Required task: Make an exact copy of the records, dropping all pictures.

___ Data listing ___

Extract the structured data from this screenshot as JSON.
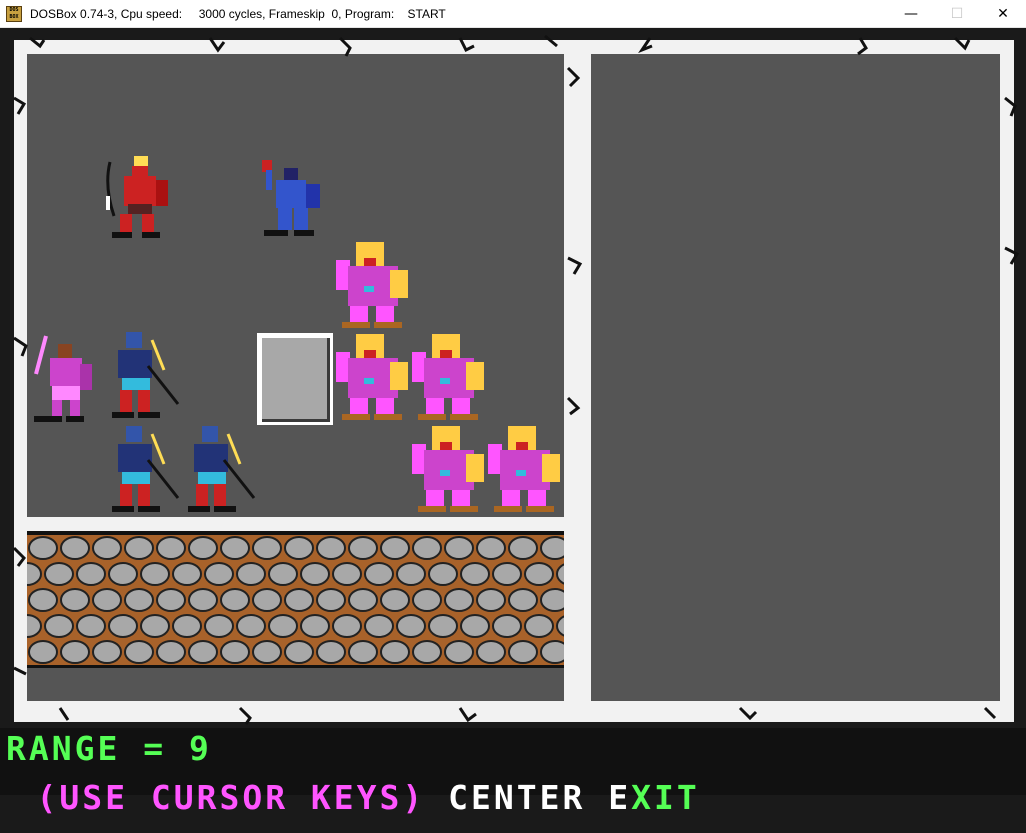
{
  "window": {
    "title": "DOSBox 0.74-3, Cpu speed:     3000 cycles, Frameskip  0, Program:    START",
    "icon": "dosbox-icon",
    "minimize_label": "—",
    "maximize_label": "☐",
    "close_label": "✕"
  },
  "status": {
    "range_text": "RANGE = 9",
    "cursor_hint": "(USE CURSOR KEYS) ",
    "center_label": "CENTER ",
    "exit_first": "E",
    "exit_rest": "XIT"
  },
  "scene": {
    "party": [
      "archer",
      "blue-fighter",
      "pink-warrior"
    ],
    "enemies": [
      "dark-elf",
      "dark-elf",
      "dark-elf",
      "dark-elf",
      "owlbear",
      "owlbear",
      "owlbear",
      "owlbear",
      "owlbear"
    ],
    "obstacle": "stone-block",
    "colors": {
      "frame": "#f2f2f2",
      "panel": "#555555",
      "range_text": "#55ff55",
      "hint_text": "#ff55ff",
      "option_text": "#ffffff"
    }
  }
}
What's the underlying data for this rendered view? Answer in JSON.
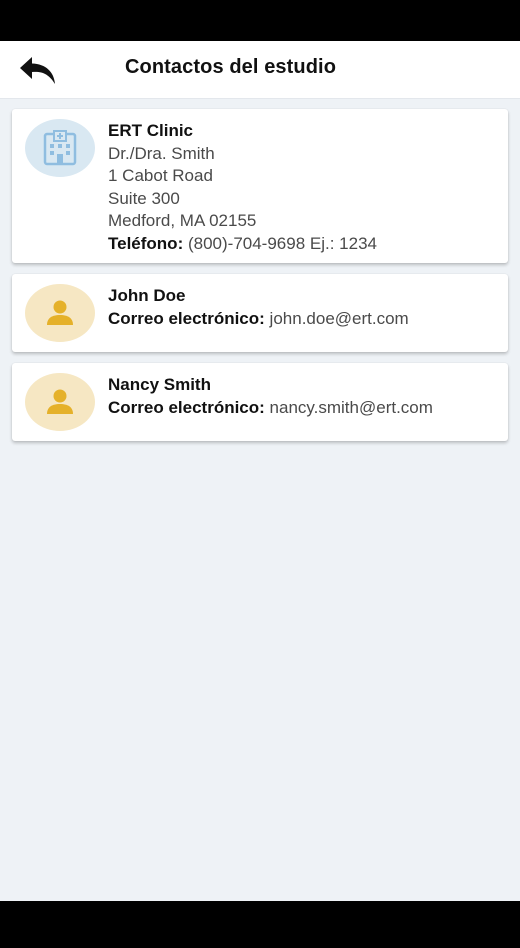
{
  "header": {
    "title": "Contactos del estudio"
  },
  "contacts": [
    {
      "name": "ERT Clinic",
      "lines": [
        "Dr./Dra. Smith",
        "1 Cabot Road",
        "Suite 300",
        "Medford, MA 02155"
      ],
      "phone_label": "Teléfono:",
      "phone_value": "(800)-704-9698 Ej.: 1234",
      "icon": "hospital-icon"
    },
    {
      "name": "John Doe",
      "email_label": "Correo electrónico:",
      "email_value": "john.doe@ert.com",
      "icon": "person-icon"
    },
    {
      "name": "Nancy Smith",
      "email_label": "Correo electrónico:",
      "email_value": "nancy.smith@ert.com",
      "icon": "person-icon"
    }
  ],
  "colors": {
    "background": "#eef2f6",
    "card": "#ffffff",
    "clinic_avatar_bg": "#d9e8f2",
    "clinic_icon": "#8fbde0",
    "person_avatar_bg": "#f6e7c3",
    "person_icon": "#e5b12a"
  }
}
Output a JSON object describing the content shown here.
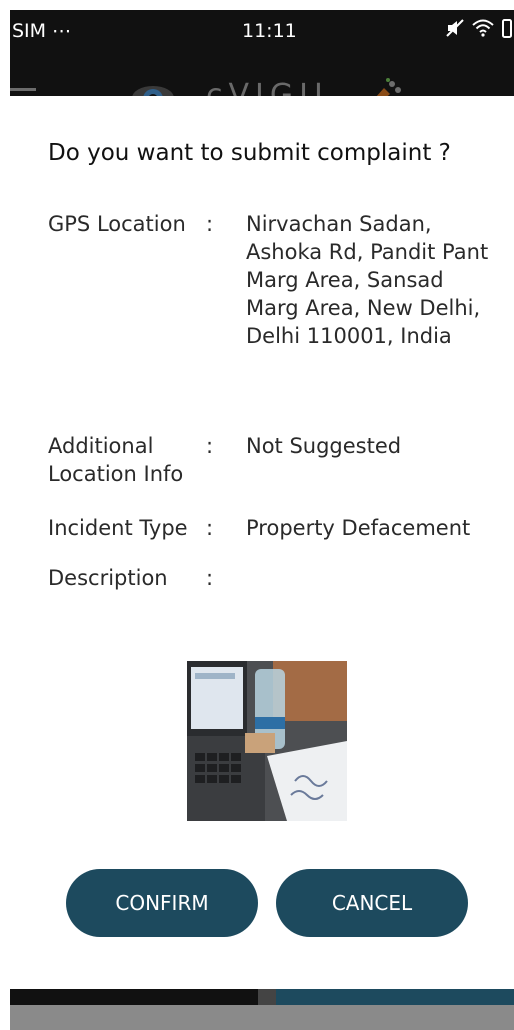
{
  "status_bar": {
    "carrier": "SIM ⋯",
    "time": "11:11",
    "icons": [
      "mute-icon",
      "wifi-icon",
      "battery-icon"
    ]
  },
  "app_bar": {
    "brand": "cVIGIL",
    "icons": [
      "menu-icon",
      "eye-icon",
      "brush-icon"
    ]
  },
  "dialog": {
    "title": "Do you want to submit complaint ?",
    "fields": [
      {
        "label": "GPS Location",
        "colon": ":",
        "value": "Nirvachan Sadan, Ashoka Rd, Pandit Pant Marg Area, Sansad Marg Area, New Delhi, Delhi 110001, India"
      },
      {
        "label": "Additional Location Info",
        "colon": ":",
        "value": "Not Suggested"
      },
      {
        "label": "Incident Type",
        "colon": ":",
        "value": "Property Defacement"
      },
      {
        "label": "Description",
        "colon": ":",
        "value": ""
      }
    ],
    "buttons": {
      "confirm": "CONFIRM",
      "cancel": "CANCEL"
    }
  },
  "colors": {
    "button_bg": "#1d4a5e",
    "button_text": "#ffffff",
    "status_bar_bg": "#111111"
  }
}
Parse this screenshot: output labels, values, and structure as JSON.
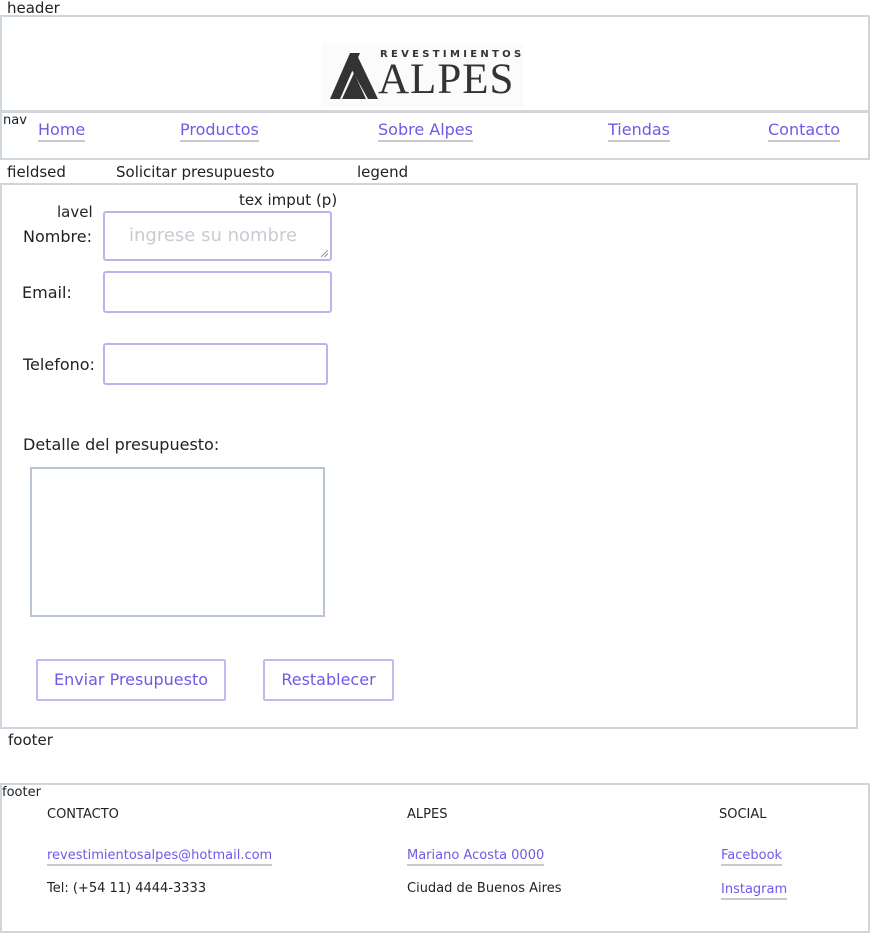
{
  "annotations": {
    "header": "header",
    "nav": "nav",
    "fieldset": "fieldsed",
    "legend_text": "Solicitar presupuesto",
    "legend": "legend",
    "text_input": "tex imput (p)",
    "label": "lavel",
    "footer_outside": "footer",
    "footer_inside": "footer"
  },
  "header": {
    "logo": {
      "small": "REVESTIMIENTOS",
      "big": "ALPES"
    }
  },
  "nav": {
    "items": [
      {
        "label": "Home"
      },
      {
        "label": "Productos"
      },
      {
        "label": "Sobre Alpes"
      },
      {
        "label": "Tiendas"
      },
      {
        "label": "Contacto"
      }
    ]
  },
  "form": {
    "name_label": "Nombre:",
    "name_placeholder": "ingrese su nombre",
    "email_label": "Email:",
    "phone_label": "Telefono:",
    "detail_label": "Detalle del presupuesto:",
    "submit_label": "Enviar Presupuesto",
    "reset_label": "Restablecer"
  },
  "footer": {
    "contact": {
      "heading": "CONTACTO",
      "email": "revestimientosalpes@hotmail.com",
      "phone": "Tel: (+54 11) 4444-3333"
    },
    "alpes": {
      "heading": "ALPES",
      "address": "Mariano Acosta 0000",
      "city": "Ciudad de Buenos Aires"
    },
    "social": {
      "heading": "SOCIAL",
      "facebook": "Facebook",
      "instagram": "Instagram"
    }
  },
  "colors": {
    "link": "#6e5ae6",
    "border": "#cfd6de",
    "input_border": "#bcb3ee",
    "placeholder": "#c5ccd3"
  }
}
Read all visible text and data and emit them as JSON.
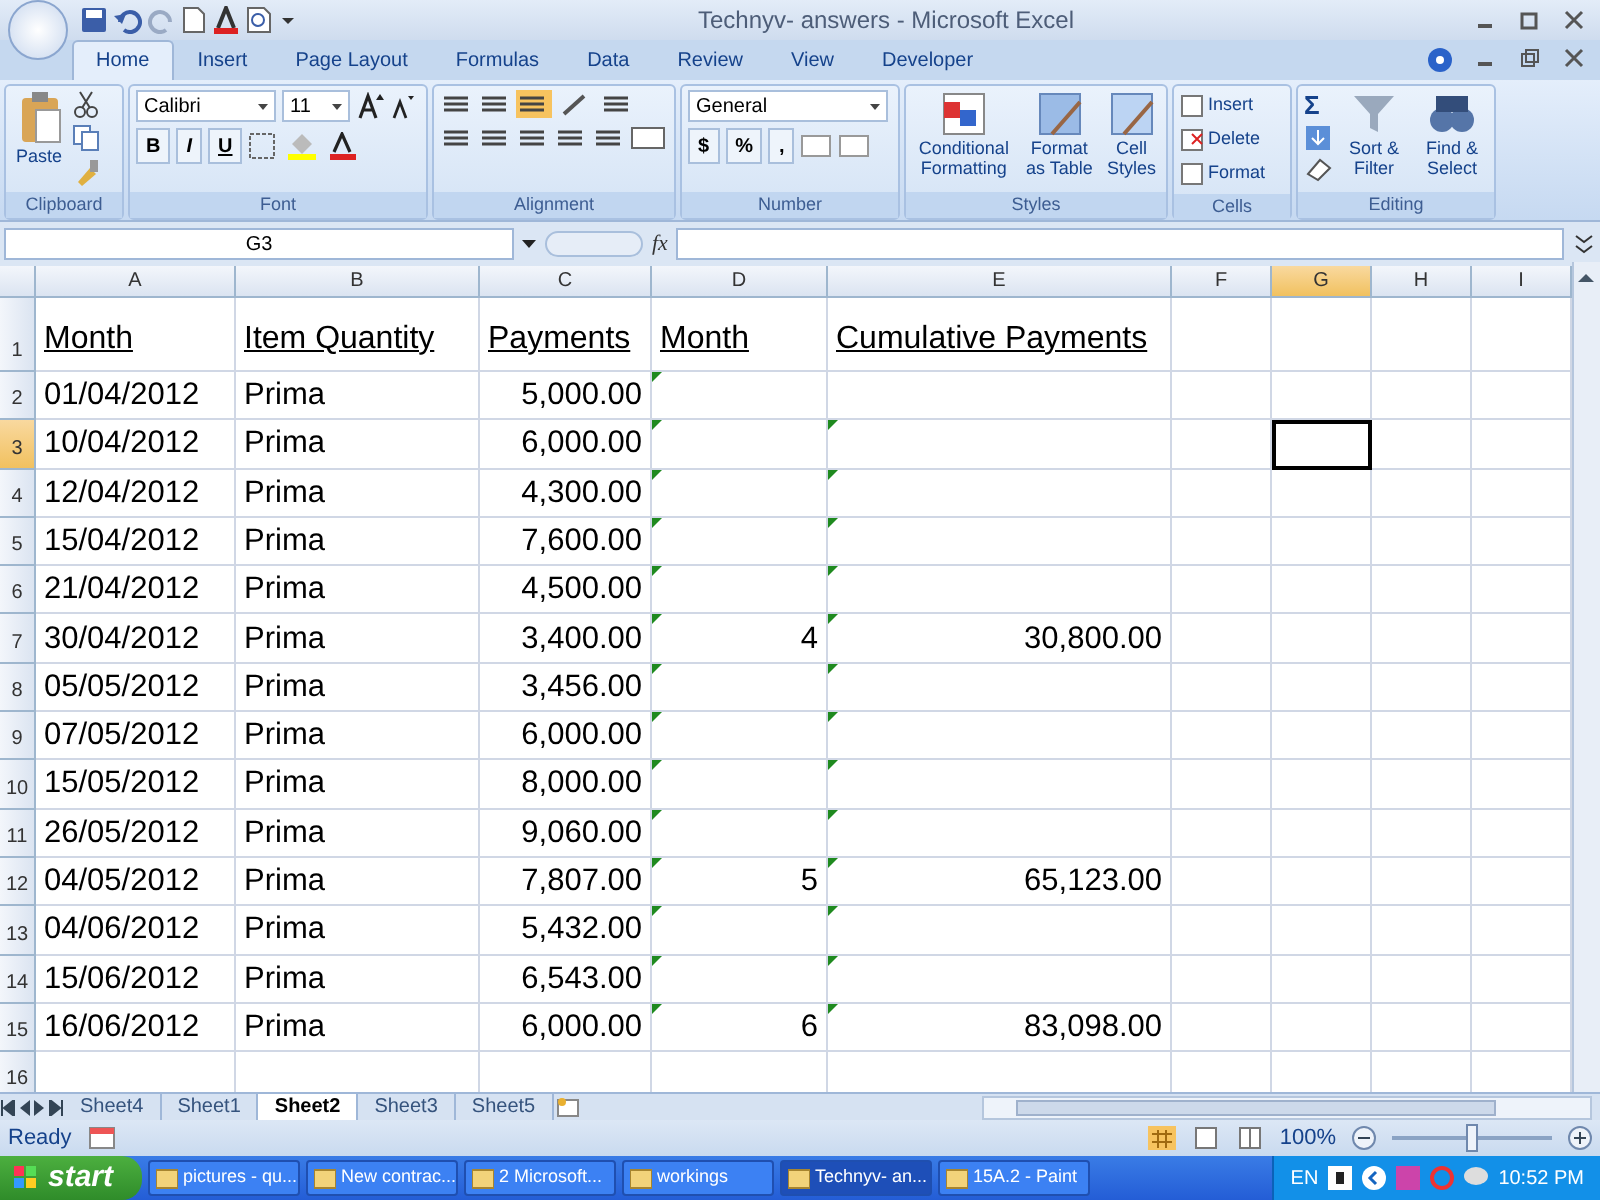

___

Expected answer:
Extract the structured data from this screenshot as JSON.
{
  "window": {
    "title": "DOSBox 0.74-3, Cpu speed:     3000 cycles, Frameskip  0, Program:    START",
    "icon": "dosbox-icon",
    "minimize_label": "—",
    "maximize_label": "☐",
    "close_label": "✕"
  },
  "status": {
    "range_text": "RANGE = 9",
    "cursor_hint": "(USE CURSOR KEYS) ",
    "center_label": "CENTER ",
    "exit_first": "E",
    "exit_rest": "XIT"
  },
  "scene": {
    "party": [
      "archer",
      "blue-fighter",
      "pink-warrior"
    ],
    "enemies": [
      "dark-elf",
      "dark-elf",
      "dark-elf",
      "dark-elf",
      "owlbear",
      "owlbear",
      "owlbear",
      "owlbear",
      "owlbear"
    ],
    "obstacle": "stone-block",
    "colors": {
      "frame": "#f2f2f2",
      "panel": "#555555",
      "range_text": "#55ff55",
      "hint_text": "#ff55ff",
      "option_text": "#ffffff"
    }
  }
}
What's the underlying data for this rendered view? Answer in JSON.
{
  "header": {
    "title": "Contactos del estudio"
  },
  "contacts": [
    {
      "name": "ERT Clinic",
      "lines": [
        "Dr./Dra. Smith",
        "1 Cabot Road",
        "Suite 300",
        "Medford, MA 02155"
      ],
      "phone_label": "Teléfono:",
      "phone_value": "(800)-704-9698 Ej.: 1234",
      "icon": "hospital-icon"
    },
    {
      "name": "John Doe",
      "email_label": "Correo electrónico:",
      "email_value": "john.doe@ert.com",
      "icon": "person-icon"
    },
    {
      "name": "Nancy Smith",
      "email_label": "Correo electrónico:",
      "email_value": "nancy.smith@ert.com",
      "icon": "person-icon"
    }
  ],
  "colors": {
    "background": "#eef2f6",
    "card": "#ffffff",
    "clinic_avatar_bg": "#d9e8f2",
    "clinic_icon": "#8fbde0",
    "person_avatar_bg": "#f6e7c3",
    "person_icon": "#e5b12a"
  }
}
Output a JSON object describing the content shown here.
{
  "status_bar": {
    "carrier": "SIM ⋯",
    "time": "11:11",
    "icons": [
      "mute-icon",
      "wifi-icon",
      "battery-icon"
    ]
  },
  "app_bar": {
    "brand": "cVIGIL",
    "icons": [
      "menu-icon",
      "eye-icon",
      "brush-icon"
    ]
  },
  "dialog": {
    "title": "Do you want to submit complaint ?",
    "fields": [
      {
        "label": "GPS Location",
        "colon": ":",
        "value": "Nirvachan Sadan, Ashoka Rd, Pandit Pant Marg Area, Sansad Marg Area, New Delhi, Delhi 110001, India"
      },
      {
        "label": "Additional Location Info",
        "colon": ":",
        "value": "Not Suggested"
      },
      {
        "label": "Incident Type",
        "colon": ":",
        "value": "Property Defacement"
      },
      {
        "label": "Description",
        "colon": ":",
        "value": ""
      }
    ],
    "buttons": {
      "confirm": "CONFIRM",
      "cancel": "CANCEL"
    }
  },
  "colors": {
    "button_bg": "#1d4a5e",
    "button_text": "#ffffff",
    "status_bar_bg": "#111111"
  }
}
Parse this screenshot: output labels, values, and structure as JSON.
{
  "annotations": {
    "header": "header",
    "nav": "nav",
    "fieldset": "fieldsed",
    "legend_text": "Solicitar presupuesto",
    "legend": "legend",
    "text_input": "tex imput (p)",
    "label": "lavel",
    "footer_outside": "footer",
    "footer_inside": "footer"
  },
  "header": {
    "logo": {
      "small": "REVESTIMIENTOS",
      "big": "ALPES"
    }
  },
  "nav": {
    "items": [
      {
        "label": "Home"
      },
      {
        "label": "Productos"
      },
      {
        "label": "Sobre Alpes"
      },
      {
        "label": "Tiendas"
      },
      {
        "label": "Contacto"
      }
    ]
  },
  "form": {
    "name_label": "Nombre:",
    "name_placeholder": "ingrese su nombre",
    "email_label": "Email:",
    "phone_label": "Telefono:",
    "detail_label": "Detalle del presupuesto:",
    "submit_label": "Enviar Presupuesto",
    "reset_label": "Restablecer"
  },
  "footer": {
    "contact": {
      "heading": "CONTACTO",
      "email": "revestimientosalpes@hotmail.com",
      "phone": "Tel: (+54 11) 4444-3333"
    },
    "alpes": {
      "heading": "ALPES",
      "address": "Mariano Acosta 0000",
      "city": "Ciudad de Buenos Aires"
    },
    "social": {
      "heading": "SOCIAL",
      "facebook": "Facebook",
      "instagram": "Instagram"
    }
  },
  "colors": {
    "link": "#6e5ae6",
    "border": "#cfd6de",
    "input_border": "#bcb3ee",
    "placeholder": "#c5ccd3"
  }
}
Read all visible text and data and emit them as JSON.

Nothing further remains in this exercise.